> [Description of the task] Find every line containing the word "东皋学校" and report the count, nothing more.

> [Listed records]
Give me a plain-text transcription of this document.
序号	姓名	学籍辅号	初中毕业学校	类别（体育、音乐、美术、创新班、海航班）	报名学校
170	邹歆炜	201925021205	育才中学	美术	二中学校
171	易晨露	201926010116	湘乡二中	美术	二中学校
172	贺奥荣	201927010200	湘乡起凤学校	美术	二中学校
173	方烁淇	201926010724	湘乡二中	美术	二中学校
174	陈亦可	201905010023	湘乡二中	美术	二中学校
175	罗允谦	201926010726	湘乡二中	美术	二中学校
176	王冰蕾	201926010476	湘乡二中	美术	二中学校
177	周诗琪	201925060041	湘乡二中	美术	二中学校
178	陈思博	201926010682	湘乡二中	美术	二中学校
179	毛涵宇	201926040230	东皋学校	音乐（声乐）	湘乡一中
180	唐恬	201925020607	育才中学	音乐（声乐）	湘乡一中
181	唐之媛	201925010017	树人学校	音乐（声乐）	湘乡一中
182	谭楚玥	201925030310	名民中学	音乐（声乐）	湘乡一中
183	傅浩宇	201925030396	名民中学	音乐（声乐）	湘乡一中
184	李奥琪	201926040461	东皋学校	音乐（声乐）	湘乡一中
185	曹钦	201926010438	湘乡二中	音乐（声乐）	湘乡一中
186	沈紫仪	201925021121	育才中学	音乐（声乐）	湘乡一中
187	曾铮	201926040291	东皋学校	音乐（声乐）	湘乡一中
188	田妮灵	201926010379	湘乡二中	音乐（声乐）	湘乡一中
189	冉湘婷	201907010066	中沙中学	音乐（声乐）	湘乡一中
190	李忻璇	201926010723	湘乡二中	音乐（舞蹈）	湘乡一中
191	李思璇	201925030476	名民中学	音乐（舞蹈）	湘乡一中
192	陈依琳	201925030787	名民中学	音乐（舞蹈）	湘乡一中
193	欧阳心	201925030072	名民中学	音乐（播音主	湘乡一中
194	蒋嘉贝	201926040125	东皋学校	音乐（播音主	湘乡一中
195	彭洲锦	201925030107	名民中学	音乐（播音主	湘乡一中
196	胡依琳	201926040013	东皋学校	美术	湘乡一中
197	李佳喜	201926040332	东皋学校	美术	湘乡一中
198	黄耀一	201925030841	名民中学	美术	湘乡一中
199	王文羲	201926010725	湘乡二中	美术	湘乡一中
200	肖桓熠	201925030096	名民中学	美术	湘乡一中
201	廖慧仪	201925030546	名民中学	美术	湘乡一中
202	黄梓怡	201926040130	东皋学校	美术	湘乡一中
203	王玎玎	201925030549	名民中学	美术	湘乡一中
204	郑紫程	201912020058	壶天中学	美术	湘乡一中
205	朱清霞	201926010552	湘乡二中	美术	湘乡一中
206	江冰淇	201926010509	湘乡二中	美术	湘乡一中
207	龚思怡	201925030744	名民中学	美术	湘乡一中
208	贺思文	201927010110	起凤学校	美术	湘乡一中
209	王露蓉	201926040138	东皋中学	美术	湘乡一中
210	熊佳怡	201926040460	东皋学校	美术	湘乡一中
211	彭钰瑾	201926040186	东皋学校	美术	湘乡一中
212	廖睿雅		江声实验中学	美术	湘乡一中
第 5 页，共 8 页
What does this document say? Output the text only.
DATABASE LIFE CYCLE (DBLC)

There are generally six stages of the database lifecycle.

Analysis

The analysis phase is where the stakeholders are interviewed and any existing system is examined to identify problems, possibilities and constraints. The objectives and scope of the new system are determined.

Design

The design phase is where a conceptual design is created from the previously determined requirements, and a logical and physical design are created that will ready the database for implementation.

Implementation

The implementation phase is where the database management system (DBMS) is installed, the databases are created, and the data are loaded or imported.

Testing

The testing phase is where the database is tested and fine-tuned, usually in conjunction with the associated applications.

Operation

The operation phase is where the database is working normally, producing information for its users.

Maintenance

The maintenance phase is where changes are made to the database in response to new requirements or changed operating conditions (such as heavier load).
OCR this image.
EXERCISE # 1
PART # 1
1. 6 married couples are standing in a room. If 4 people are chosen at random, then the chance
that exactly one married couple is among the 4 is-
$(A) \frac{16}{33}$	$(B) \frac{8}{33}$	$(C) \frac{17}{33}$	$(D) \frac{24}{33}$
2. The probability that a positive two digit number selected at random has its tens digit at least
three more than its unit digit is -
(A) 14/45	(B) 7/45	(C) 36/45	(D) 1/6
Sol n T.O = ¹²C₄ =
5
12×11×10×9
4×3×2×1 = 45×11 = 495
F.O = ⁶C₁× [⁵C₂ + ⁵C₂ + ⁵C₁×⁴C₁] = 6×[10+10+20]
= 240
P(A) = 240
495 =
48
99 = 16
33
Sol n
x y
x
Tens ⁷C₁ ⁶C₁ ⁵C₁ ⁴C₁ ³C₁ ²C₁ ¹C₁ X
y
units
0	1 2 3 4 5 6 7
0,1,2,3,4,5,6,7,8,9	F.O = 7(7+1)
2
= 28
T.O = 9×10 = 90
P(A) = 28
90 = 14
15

> [Output] 9